======== ITEMS ========
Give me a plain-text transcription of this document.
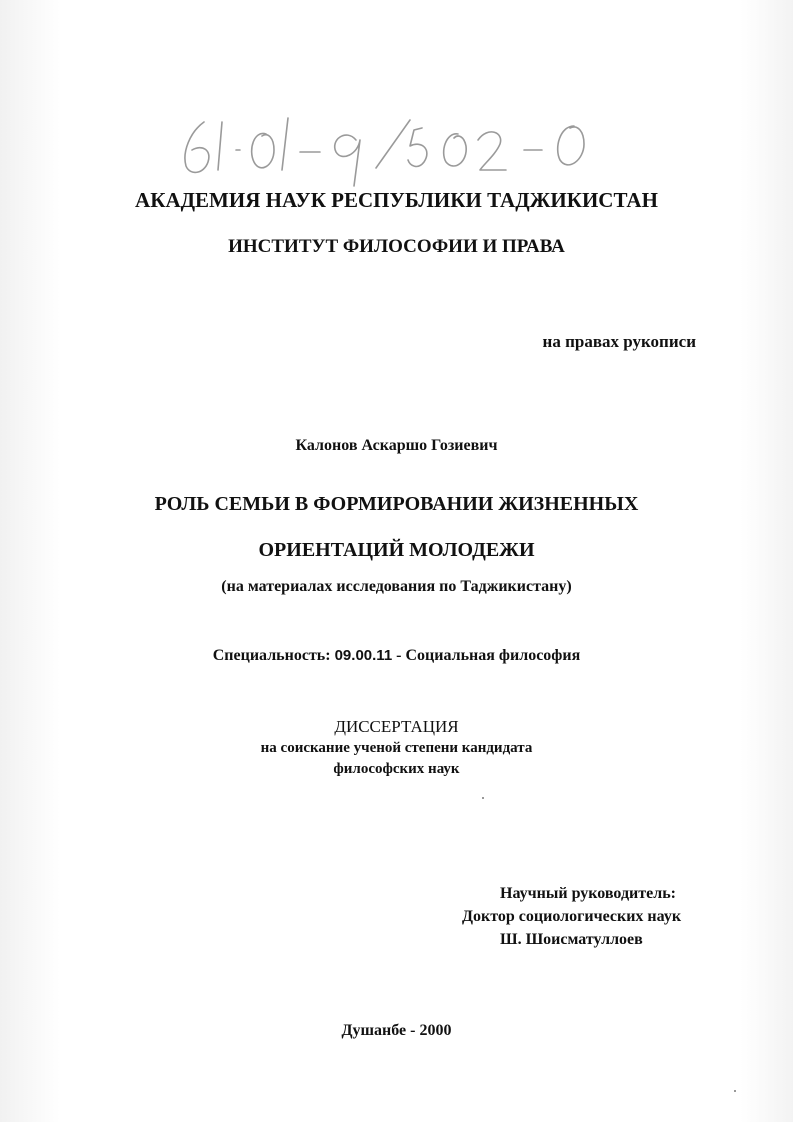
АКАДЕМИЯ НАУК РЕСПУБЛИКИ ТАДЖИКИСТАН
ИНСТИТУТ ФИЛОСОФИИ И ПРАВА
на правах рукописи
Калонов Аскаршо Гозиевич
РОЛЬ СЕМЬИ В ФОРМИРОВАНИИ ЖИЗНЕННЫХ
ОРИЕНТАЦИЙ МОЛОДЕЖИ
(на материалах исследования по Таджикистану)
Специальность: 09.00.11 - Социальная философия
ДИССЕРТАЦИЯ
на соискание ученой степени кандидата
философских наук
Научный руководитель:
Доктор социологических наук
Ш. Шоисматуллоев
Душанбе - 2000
========
======== ITEMS ========
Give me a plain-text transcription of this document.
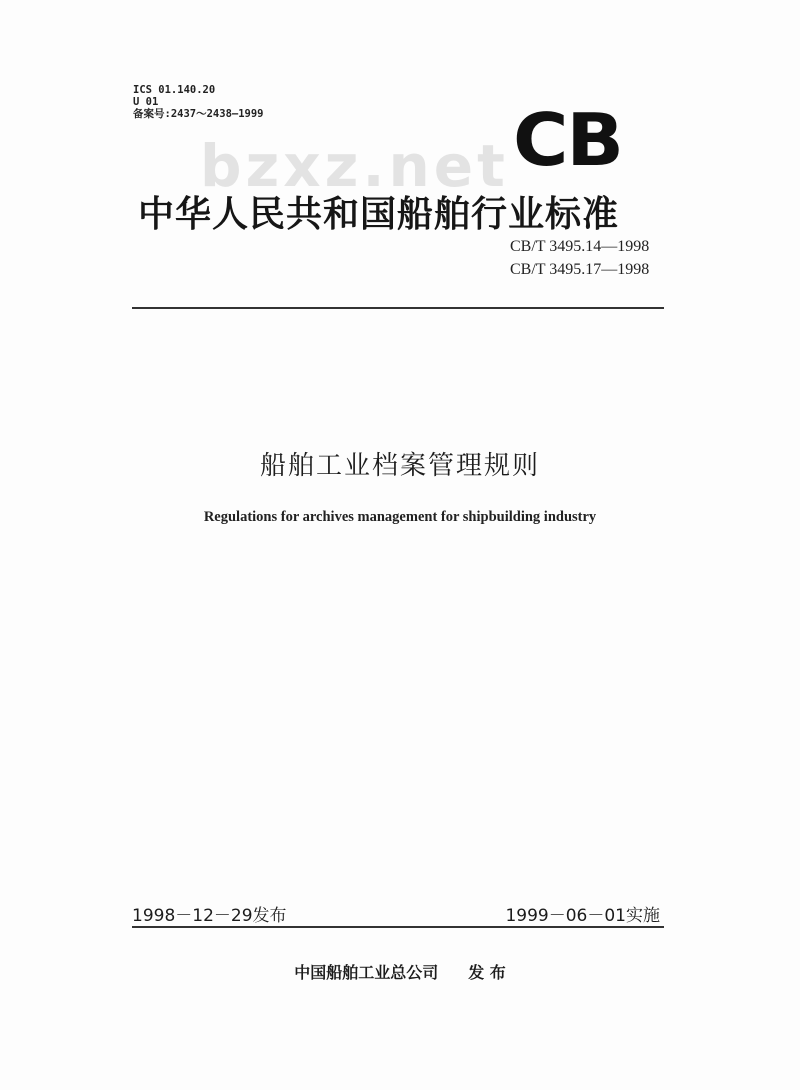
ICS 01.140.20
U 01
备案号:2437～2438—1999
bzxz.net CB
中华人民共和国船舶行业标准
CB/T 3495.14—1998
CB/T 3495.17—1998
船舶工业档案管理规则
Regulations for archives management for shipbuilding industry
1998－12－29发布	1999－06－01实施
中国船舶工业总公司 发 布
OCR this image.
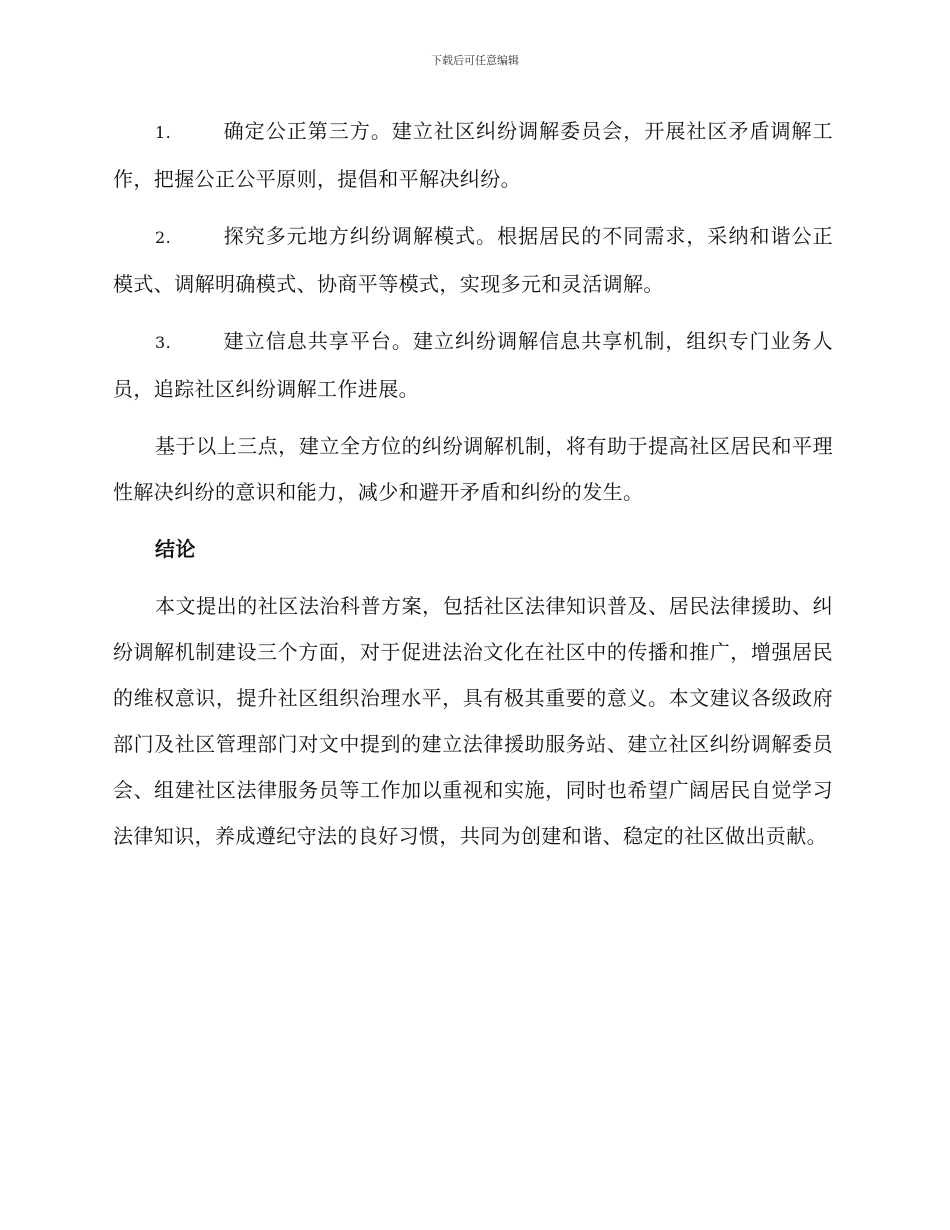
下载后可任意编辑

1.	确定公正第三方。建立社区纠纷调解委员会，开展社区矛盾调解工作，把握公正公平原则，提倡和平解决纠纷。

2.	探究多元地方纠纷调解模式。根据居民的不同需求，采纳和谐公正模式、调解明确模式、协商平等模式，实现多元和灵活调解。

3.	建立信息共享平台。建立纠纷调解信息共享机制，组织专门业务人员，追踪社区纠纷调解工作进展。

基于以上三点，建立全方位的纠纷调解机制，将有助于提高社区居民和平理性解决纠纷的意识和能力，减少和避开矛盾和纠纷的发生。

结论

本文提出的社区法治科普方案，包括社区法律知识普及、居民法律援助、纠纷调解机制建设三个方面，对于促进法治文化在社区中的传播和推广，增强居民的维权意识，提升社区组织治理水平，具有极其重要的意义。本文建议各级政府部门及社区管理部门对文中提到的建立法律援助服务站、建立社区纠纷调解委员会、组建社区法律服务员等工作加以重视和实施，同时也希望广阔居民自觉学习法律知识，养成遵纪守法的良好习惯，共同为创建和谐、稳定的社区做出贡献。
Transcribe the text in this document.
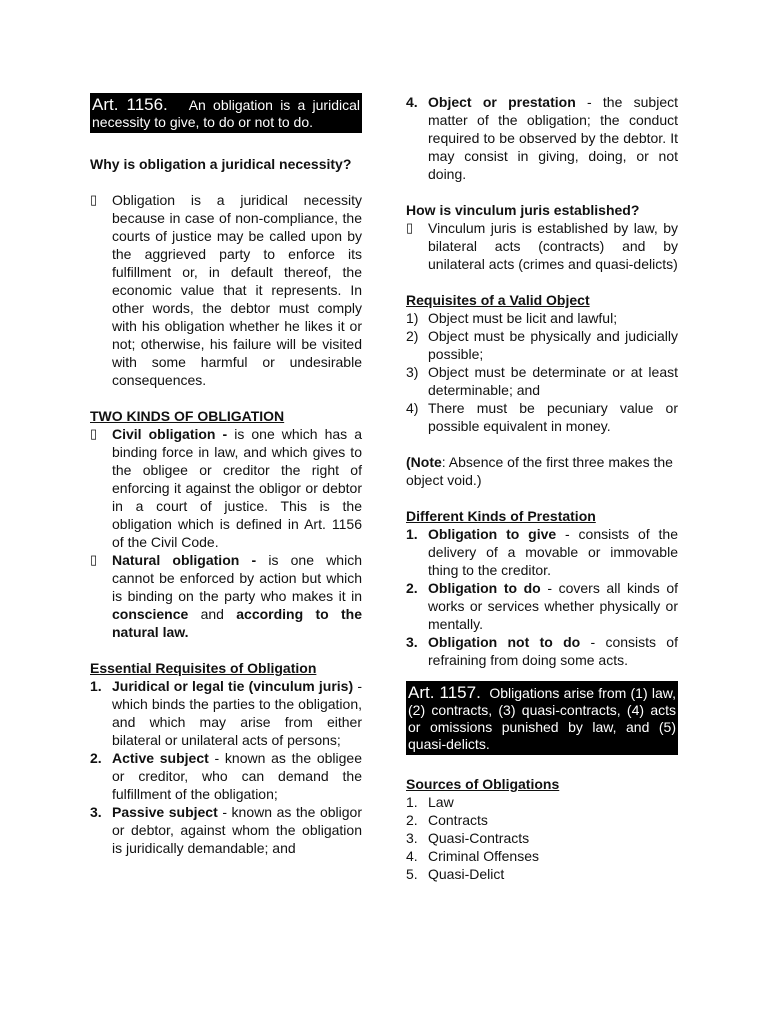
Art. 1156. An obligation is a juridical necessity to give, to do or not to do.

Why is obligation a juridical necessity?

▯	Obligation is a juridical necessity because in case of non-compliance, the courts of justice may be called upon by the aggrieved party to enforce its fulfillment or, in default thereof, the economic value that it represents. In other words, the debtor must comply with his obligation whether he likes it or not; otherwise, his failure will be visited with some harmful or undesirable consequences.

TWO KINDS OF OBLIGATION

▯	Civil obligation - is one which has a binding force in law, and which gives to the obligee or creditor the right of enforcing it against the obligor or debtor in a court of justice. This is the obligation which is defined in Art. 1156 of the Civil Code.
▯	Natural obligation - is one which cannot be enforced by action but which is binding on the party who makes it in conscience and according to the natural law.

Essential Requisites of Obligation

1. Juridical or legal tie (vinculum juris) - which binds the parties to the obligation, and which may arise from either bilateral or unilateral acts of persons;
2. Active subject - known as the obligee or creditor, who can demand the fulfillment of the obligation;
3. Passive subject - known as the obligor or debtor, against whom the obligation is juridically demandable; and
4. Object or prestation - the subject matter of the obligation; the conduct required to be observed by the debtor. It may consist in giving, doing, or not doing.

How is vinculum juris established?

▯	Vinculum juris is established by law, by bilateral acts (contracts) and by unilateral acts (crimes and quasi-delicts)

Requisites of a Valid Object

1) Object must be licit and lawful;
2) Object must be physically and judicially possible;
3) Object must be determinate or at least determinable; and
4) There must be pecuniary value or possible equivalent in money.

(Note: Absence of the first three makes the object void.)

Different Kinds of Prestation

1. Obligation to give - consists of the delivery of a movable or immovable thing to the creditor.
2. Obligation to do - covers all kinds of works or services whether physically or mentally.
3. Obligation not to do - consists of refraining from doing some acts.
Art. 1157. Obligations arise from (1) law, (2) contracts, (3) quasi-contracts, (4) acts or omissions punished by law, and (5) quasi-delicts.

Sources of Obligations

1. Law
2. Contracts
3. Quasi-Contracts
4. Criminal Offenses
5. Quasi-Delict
========
======== ITEMS ========
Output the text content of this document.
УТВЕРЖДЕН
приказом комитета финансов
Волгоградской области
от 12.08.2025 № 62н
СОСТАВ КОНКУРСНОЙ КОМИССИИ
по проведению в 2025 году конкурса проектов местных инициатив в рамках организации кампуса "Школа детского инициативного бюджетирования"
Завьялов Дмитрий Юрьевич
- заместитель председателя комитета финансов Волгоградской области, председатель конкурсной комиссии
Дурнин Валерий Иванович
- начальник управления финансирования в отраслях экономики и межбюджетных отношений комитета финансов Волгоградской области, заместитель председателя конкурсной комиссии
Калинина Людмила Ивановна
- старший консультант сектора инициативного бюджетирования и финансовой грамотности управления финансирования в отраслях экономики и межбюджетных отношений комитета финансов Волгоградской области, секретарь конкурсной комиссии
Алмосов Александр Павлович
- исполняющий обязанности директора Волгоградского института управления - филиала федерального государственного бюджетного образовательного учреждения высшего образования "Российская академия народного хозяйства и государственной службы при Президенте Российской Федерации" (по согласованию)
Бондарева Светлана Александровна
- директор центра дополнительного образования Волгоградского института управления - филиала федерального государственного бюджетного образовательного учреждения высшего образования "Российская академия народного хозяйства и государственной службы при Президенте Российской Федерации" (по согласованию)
========
GOAL: Every line that holds the word "possible" should be extracted.

WRITTEN SOLUTION:
2) Object must be physically and judicially possible;
4) There must be pecuniary value or possible equivalent in money.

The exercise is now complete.